[What the task asks] Each record below must be returned exactly as shown.

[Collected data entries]

####################

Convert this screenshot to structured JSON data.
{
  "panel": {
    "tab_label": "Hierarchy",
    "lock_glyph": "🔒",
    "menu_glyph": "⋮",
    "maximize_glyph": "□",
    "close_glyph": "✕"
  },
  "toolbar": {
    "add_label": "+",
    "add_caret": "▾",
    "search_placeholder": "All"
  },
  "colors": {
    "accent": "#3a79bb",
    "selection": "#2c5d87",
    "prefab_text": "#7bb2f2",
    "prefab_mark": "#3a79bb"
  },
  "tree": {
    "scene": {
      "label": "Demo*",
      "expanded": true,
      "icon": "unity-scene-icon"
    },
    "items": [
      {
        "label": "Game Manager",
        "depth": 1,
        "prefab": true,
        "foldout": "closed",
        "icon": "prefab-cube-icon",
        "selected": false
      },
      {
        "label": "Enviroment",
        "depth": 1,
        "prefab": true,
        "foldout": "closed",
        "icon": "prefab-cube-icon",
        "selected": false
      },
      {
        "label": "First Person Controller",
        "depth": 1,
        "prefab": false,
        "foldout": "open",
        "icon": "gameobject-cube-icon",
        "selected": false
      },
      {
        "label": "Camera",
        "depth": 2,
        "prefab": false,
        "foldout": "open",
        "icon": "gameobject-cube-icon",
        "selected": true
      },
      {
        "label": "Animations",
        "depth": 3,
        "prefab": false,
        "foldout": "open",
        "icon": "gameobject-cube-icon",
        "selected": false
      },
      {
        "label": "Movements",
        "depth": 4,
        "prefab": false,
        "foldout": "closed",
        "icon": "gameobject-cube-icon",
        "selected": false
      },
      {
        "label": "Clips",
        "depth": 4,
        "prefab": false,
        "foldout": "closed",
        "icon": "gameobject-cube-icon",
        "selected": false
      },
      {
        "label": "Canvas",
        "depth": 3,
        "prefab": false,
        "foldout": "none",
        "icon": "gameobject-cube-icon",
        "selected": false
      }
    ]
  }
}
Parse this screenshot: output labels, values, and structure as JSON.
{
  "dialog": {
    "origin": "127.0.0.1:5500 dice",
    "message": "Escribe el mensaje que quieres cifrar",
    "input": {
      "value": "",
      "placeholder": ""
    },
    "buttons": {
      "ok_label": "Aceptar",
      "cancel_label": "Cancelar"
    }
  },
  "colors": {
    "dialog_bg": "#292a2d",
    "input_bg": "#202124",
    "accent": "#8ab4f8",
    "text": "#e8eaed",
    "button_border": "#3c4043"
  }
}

####################

[Written answer]
Convert this screenshot to structured JSON data.
{
  "panel": {
    "tab_label": "Hierarchy",
    "lock_glyph": "🔒",
    "menu_glyph": "⋮",
    "maximize_glyph": "□",
    "close_glyph": "✕"
  },
  "toolbar": {
    "add_label": "+",
    "add_caret": "▾",
    "search_placeholder": "All"
  },
  "colors": {
    "accent": "#3a79bb",
    "selection": "#2c5d87",
    "prefab_text": "#7bb2f2",
    "prefab_mark": "#3a79bb"
  },
  "tree": {
    "scene": {
      "label": "Demo*",
      "expanded": true,
      "icon": "unity-scene-icon"
    },
    "items": [
      {
        "label": "Game Manager",
        "depth": 1,
        "prefab": true,
        "foldout": "closed",
        "icon": "prefab-cube-icon",
        "selected": false
      },
      {
        "label": "Enviroment",
        "depth": 1,
        "prefab": true,
        "foldout": "closed",
        "icon": "prefab-cube-icon",
        "selected": false
      },
      {
        "label": "First Person Controller",
        "depth": 1,
        "prefab": false,
        "foldout": "open",
        "icon": "gameobject-cube-icon",
        "selected": false
      },
      {
        "label": "Camera",
        "depth": 2,
        "prefab": false,
        "foldout": "open",
        "icon": "gameobject-cube-icon",
        "selected": true
      },
      {
        "label": "Animations",
        "depth": 3,
        "prefab": false,
        "foldout": "open",
        "icon": "gameobject-cube-icon",
        "selected": false
      },
      {
        "label": "Movements",
        "depth": 4,
        "prefab": false,
        "foldout": "closed",
        "icon": "gameobject-cube-icon",
        "selected": false
      },
      {
        "label": "Clips",
        "depth": 4,
        "prefab": false,
        "foldout": "closed",
        "icon": "gameobject-cube-icon",
        "selected": false
      },
      {
        "label": "Canvas",
        "depth": 3,
        "prefab": false,
        "foldout": "none",
        "icon": "gameobject-cube-icon",
        "selected": false
      }
    ]
  }
}
Parse this screenshot: output labels, values, and structure as JSON.
{
  "dialog": {
    "origin": "127.0.0.1:5500 dice",
    "message": "Escribe el mensaje que quieres cifrar",
    "input": {
      "value": "",
      "placeholder": ""
    },
    "buttons": {
      "ok_label": "Aceptar",
      "cancel_label": "Cancelar"
    }
  },
  "colors": {
    "dialog_bg": "#292a2d",
    "input_bg": "#202124",
    "accent": "#8ab4f8",
    "text": "#e8eaed",
    "button_border": "#3c4043"
  }
}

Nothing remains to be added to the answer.